• WHAT THE TASK REQUIRES
Gather each line of the entries below that includes "указанных".

'''

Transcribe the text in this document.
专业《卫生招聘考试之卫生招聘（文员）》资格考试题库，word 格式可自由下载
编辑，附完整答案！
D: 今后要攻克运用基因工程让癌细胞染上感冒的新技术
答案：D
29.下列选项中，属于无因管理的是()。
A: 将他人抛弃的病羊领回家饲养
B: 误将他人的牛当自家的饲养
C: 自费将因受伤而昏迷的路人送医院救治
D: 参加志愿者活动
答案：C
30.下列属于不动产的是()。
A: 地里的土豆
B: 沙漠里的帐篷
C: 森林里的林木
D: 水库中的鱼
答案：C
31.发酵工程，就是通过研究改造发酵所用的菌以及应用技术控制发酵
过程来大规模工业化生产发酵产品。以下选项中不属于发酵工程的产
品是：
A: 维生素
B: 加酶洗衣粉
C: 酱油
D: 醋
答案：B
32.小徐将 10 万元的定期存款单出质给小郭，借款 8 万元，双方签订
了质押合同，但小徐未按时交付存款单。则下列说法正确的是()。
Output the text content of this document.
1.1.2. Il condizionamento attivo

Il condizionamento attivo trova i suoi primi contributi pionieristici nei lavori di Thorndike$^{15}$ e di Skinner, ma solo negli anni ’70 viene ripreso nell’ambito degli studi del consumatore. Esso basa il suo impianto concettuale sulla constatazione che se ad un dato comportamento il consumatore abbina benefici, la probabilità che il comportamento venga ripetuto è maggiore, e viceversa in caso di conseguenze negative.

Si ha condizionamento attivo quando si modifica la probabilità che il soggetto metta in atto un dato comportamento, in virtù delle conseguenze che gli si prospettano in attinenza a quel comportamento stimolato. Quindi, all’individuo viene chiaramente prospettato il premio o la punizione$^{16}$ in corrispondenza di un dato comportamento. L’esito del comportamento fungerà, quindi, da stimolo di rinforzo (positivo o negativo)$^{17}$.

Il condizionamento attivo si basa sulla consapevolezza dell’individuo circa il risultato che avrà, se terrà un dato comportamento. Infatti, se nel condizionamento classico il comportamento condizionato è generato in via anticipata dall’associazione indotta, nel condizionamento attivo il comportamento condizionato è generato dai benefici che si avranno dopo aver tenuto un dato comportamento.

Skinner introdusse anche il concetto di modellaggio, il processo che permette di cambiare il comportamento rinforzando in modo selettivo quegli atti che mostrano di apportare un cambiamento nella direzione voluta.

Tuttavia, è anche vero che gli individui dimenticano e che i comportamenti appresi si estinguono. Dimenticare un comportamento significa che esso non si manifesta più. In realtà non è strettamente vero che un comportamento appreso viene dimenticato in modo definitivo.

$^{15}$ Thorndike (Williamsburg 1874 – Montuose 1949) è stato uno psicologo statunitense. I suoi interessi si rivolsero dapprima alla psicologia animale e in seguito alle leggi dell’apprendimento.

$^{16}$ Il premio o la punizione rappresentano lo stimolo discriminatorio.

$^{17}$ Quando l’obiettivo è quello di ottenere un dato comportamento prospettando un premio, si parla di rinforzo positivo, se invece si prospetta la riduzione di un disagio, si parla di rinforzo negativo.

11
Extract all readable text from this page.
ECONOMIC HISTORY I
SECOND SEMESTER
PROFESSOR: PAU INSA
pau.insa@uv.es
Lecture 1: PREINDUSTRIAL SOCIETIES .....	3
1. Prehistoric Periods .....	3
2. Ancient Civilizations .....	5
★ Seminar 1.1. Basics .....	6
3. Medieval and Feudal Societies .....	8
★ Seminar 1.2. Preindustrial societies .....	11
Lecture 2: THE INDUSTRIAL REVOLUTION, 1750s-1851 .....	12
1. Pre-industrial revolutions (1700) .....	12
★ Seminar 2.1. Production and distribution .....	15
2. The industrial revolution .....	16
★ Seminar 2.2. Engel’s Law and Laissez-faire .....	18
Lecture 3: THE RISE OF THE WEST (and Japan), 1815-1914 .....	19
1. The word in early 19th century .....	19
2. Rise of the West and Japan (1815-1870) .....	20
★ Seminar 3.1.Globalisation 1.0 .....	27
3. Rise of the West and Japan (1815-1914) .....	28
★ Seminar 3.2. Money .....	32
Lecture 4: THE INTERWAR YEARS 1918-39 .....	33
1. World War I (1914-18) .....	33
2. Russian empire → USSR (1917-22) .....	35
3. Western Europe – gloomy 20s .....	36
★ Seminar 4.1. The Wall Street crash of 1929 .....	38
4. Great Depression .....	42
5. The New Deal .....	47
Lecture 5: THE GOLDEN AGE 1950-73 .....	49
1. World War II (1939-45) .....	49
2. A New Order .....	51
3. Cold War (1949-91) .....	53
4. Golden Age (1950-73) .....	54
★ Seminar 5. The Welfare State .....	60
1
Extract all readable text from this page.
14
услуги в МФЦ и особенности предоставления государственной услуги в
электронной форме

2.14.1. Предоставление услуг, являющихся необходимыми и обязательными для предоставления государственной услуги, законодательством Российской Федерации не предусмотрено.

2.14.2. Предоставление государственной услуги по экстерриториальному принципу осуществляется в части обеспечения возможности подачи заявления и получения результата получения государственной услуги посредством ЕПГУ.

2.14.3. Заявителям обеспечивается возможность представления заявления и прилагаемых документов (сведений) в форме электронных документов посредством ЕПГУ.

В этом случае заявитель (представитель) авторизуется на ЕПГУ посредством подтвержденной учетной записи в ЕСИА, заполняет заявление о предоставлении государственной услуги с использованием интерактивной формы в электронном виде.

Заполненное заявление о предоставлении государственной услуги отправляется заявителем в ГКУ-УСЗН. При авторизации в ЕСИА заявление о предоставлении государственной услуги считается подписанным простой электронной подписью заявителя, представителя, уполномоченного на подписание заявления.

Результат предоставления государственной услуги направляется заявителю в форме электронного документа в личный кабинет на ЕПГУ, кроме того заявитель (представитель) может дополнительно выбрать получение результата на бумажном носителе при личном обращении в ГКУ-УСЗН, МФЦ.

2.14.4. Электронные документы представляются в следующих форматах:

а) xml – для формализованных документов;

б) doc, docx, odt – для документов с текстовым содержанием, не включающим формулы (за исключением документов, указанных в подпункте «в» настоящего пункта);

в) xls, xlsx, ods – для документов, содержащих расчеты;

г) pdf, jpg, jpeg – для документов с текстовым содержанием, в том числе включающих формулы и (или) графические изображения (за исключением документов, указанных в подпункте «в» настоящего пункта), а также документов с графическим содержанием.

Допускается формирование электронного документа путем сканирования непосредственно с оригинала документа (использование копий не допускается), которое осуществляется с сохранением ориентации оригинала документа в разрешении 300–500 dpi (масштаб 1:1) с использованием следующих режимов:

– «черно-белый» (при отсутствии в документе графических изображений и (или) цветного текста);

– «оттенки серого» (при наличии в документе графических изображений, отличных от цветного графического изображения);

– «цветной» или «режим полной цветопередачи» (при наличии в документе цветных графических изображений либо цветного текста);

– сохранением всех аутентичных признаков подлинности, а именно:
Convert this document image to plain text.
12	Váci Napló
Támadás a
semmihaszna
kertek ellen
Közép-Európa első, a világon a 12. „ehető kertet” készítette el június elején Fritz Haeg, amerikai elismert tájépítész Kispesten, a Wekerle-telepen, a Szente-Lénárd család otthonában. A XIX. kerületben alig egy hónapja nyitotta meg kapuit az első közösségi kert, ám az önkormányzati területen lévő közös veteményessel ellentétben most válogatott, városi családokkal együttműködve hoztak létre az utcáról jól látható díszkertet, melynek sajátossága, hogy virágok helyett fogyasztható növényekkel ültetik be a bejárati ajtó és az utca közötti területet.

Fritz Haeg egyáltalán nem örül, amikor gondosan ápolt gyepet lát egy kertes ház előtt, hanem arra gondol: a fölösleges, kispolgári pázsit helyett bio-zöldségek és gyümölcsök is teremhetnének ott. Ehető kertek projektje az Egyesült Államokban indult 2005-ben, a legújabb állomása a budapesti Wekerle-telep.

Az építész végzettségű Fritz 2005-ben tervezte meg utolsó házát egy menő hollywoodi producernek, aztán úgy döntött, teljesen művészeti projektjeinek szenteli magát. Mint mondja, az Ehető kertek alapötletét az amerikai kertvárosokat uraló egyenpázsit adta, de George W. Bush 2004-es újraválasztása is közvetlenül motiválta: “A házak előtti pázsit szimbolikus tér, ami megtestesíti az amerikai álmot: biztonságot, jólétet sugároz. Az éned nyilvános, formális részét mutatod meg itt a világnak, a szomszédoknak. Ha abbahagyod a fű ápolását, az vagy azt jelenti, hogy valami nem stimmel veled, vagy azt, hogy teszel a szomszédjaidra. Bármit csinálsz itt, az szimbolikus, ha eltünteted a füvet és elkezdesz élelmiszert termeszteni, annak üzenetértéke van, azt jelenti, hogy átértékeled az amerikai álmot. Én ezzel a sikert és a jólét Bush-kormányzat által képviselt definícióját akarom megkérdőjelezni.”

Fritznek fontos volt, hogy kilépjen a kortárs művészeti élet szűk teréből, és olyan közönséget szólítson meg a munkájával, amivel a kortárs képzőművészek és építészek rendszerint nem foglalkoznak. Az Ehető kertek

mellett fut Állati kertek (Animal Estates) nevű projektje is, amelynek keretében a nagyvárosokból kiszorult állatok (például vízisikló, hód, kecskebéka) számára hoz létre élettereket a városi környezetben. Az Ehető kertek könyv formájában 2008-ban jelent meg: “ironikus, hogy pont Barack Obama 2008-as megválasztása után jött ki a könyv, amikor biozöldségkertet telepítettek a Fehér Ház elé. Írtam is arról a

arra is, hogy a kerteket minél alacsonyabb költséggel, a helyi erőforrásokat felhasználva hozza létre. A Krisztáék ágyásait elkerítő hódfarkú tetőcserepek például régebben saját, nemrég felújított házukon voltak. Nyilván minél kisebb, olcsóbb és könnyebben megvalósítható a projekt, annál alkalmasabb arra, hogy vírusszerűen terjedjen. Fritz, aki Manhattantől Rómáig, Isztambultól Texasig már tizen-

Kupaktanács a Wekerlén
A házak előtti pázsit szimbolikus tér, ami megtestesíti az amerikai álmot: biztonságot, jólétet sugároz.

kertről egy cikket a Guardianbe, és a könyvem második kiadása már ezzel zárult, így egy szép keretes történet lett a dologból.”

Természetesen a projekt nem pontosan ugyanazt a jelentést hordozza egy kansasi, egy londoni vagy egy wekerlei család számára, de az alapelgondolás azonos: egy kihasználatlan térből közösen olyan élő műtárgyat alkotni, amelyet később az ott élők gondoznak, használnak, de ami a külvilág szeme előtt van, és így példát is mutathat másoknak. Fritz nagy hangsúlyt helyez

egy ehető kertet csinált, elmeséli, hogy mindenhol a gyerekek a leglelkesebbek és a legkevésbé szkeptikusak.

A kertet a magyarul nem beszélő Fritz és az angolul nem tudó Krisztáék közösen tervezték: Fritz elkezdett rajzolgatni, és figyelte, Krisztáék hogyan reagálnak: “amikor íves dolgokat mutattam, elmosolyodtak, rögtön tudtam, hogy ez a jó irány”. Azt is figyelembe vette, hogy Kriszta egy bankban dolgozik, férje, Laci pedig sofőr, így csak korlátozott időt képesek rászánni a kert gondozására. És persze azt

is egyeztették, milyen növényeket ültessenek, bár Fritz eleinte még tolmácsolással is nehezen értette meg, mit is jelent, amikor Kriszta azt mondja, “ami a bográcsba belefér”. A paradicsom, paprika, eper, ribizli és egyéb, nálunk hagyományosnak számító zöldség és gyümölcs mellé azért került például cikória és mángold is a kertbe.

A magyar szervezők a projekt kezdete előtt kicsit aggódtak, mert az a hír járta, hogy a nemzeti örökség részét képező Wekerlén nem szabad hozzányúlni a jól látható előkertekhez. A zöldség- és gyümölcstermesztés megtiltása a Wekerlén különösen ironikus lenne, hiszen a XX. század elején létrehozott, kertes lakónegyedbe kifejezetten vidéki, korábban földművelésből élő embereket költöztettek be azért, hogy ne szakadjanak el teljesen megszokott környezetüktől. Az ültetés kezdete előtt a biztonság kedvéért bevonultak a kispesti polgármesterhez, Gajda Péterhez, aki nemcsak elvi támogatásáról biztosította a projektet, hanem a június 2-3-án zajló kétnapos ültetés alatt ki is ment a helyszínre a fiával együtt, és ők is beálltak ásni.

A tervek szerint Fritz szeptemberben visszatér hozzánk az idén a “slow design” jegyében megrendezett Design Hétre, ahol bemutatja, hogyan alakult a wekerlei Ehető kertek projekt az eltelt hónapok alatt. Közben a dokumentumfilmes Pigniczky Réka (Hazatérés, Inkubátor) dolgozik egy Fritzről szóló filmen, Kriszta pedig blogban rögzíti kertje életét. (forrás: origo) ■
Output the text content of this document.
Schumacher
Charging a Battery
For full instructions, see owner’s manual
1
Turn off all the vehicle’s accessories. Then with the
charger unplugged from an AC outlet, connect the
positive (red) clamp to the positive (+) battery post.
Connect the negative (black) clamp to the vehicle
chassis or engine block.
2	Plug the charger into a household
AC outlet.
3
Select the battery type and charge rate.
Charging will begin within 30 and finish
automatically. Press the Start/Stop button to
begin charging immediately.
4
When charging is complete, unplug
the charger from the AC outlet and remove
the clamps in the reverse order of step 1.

'''

• RESULT OF THE TASK
б) doc, docx, odt – для документов с текстовым содержанием, не включающим формулы (за исключением документов, указанных в подпункте «в» настоящего пункта);
г) pdf, jpg, jpeg – для документов с текстовым содержанием, в том числе включающих формулы и (или) графические изображения (за исключением документов, указанных в подпункте «в» настоящего пункта), а также документов с графическим содержанием.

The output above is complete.